_SET TASK_
Output nothing but the number of lines that include the word "BANBURY".

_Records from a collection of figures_
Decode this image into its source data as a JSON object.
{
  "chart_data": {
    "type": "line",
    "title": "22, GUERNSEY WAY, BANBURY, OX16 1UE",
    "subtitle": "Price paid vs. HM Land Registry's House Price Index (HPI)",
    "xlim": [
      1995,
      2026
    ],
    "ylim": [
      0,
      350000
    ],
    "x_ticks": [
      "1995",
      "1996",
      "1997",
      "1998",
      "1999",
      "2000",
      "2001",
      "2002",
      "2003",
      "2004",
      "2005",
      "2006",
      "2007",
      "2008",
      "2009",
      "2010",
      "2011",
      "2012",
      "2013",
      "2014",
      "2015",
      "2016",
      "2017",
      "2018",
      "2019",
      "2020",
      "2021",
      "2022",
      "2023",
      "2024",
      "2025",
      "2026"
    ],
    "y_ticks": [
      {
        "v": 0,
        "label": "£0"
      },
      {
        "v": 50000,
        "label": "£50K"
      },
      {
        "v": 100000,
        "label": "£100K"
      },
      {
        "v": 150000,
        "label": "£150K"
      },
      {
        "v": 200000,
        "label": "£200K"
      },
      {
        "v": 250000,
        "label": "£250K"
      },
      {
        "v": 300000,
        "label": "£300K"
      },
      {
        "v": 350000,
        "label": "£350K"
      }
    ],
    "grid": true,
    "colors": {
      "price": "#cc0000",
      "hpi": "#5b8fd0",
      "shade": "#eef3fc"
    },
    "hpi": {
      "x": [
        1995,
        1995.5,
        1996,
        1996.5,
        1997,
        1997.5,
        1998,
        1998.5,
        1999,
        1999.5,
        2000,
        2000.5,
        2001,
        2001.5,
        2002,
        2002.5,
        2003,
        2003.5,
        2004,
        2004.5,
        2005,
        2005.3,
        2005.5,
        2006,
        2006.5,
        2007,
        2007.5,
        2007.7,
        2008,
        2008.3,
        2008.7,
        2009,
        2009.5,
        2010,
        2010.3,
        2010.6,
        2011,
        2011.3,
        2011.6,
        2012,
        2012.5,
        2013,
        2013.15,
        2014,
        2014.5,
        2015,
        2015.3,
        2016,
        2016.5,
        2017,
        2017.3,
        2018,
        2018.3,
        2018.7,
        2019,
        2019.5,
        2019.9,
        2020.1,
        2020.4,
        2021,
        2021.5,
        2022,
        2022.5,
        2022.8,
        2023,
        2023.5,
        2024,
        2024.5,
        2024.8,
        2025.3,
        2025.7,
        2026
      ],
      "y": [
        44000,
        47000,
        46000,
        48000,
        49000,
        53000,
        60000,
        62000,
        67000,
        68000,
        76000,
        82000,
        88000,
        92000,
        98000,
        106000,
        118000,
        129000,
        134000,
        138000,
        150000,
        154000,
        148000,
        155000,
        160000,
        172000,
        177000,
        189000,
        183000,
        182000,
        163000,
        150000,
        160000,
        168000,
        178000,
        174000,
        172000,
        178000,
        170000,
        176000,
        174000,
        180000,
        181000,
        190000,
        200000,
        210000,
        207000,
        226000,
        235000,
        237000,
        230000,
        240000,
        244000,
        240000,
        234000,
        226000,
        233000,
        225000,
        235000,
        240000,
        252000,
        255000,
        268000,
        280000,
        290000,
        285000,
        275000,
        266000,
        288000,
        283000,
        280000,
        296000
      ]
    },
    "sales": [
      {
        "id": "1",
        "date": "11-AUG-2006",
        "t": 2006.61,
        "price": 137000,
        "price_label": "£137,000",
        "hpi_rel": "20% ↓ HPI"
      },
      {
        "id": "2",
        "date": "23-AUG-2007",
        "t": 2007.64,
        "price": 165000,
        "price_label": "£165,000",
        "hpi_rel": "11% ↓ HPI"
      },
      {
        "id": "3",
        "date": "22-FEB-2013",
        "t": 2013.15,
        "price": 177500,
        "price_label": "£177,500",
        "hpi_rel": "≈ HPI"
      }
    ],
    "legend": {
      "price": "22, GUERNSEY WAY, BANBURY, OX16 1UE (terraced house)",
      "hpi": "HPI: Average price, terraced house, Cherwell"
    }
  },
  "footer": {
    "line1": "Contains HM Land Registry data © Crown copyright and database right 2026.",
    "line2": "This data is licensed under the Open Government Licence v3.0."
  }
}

_ANSWER FOR THIS EXERCISE_
2